**REQUIREMENT**
Determine how many lines include the word "this", then give that number and nothing more.

[Start of DATASET ROWS]

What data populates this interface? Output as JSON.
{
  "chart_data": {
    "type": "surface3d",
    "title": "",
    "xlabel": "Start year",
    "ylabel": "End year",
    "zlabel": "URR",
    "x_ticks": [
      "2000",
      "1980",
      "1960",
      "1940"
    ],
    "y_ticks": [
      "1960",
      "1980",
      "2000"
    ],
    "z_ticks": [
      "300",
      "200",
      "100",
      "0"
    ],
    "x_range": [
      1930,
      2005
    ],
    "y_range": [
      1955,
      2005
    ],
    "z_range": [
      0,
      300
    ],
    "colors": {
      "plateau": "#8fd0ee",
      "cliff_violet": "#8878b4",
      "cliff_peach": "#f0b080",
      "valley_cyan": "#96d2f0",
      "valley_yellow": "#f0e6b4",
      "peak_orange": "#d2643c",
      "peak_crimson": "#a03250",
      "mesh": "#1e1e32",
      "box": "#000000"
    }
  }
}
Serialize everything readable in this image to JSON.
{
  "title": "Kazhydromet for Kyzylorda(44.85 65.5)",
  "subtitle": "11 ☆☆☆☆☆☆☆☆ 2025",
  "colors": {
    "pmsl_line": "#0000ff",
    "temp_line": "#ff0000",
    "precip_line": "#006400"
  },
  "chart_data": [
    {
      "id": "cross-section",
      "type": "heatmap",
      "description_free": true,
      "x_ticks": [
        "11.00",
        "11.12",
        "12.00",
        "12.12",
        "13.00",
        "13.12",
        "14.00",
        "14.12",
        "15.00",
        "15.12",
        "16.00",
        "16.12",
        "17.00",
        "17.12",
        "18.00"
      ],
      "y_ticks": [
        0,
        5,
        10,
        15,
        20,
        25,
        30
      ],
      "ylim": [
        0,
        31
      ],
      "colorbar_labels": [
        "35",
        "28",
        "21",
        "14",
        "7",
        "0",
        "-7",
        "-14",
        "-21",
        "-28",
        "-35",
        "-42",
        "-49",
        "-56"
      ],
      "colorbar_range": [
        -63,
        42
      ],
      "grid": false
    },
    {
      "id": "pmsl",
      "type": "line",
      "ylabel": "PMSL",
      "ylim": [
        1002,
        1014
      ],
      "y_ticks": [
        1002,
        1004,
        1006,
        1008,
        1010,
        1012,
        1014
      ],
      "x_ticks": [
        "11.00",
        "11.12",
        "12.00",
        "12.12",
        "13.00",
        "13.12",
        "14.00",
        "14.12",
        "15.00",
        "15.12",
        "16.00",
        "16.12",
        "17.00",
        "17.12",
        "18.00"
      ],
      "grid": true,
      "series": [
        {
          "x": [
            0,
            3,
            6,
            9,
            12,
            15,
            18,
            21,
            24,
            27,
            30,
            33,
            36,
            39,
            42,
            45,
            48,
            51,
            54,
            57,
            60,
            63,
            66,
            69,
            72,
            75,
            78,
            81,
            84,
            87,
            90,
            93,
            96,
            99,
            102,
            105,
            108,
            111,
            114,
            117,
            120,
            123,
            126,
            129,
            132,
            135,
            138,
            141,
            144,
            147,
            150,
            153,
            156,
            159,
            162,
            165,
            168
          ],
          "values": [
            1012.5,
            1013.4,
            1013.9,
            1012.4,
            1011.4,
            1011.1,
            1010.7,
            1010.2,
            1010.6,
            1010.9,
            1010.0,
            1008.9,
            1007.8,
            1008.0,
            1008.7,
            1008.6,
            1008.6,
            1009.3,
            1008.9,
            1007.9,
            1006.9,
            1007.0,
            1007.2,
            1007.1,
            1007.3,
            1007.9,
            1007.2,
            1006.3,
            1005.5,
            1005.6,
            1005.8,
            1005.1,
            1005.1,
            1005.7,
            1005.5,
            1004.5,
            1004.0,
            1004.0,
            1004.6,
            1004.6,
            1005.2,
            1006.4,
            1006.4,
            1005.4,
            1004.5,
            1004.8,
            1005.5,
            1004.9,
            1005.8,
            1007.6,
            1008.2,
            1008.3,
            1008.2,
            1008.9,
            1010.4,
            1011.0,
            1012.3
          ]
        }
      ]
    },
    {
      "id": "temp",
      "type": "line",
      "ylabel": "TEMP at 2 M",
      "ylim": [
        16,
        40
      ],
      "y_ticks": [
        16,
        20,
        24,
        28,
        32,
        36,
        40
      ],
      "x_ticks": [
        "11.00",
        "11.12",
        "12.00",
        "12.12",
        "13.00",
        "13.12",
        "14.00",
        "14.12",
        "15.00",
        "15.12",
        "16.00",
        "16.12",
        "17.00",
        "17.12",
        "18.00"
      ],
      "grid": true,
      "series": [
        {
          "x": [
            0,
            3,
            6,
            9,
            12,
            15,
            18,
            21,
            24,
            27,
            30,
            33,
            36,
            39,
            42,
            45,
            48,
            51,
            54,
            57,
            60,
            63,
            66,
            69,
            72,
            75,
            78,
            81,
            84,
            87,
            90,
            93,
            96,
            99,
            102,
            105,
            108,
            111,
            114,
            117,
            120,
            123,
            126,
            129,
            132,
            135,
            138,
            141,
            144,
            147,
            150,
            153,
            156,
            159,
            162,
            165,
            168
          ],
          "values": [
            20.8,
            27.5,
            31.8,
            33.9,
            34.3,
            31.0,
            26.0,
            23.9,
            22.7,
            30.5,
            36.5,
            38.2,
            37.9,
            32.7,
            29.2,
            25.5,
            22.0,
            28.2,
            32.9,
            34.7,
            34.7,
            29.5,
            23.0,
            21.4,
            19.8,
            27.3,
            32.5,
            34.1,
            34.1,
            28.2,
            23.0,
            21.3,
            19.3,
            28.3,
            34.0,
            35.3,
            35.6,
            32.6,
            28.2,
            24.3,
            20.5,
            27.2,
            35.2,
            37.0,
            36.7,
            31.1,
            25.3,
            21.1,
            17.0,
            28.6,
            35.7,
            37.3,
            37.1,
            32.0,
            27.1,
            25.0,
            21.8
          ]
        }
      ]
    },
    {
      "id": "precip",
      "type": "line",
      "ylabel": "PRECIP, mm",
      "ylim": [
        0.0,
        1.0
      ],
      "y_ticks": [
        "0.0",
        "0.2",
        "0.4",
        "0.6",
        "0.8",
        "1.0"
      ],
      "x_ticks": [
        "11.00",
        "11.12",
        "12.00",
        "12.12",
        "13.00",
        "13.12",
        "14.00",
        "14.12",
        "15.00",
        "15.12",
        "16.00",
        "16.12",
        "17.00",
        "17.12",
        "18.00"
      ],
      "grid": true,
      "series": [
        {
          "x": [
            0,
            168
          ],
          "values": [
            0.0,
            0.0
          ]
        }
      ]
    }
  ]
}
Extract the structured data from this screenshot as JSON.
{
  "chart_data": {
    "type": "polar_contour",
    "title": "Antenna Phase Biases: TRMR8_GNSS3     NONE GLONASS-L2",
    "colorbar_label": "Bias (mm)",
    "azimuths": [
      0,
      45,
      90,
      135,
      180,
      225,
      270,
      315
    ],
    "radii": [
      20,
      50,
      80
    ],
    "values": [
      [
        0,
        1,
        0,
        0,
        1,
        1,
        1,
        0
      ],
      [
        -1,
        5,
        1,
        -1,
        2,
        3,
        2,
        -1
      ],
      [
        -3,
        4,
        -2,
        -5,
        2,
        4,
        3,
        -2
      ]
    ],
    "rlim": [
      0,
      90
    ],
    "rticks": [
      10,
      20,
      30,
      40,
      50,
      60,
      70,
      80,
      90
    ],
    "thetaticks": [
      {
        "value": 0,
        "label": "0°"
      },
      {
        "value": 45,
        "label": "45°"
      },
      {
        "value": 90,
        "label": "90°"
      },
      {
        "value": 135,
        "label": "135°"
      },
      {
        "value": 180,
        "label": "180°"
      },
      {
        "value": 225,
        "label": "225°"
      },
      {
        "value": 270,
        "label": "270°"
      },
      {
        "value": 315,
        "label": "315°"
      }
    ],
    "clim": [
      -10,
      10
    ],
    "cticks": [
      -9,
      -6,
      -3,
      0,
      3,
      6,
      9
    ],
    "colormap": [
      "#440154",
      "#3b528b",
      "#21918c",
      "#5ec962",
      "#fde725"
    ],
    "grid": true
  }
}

[End of DATASET ROWS]

**RESPONSE BELOW**
3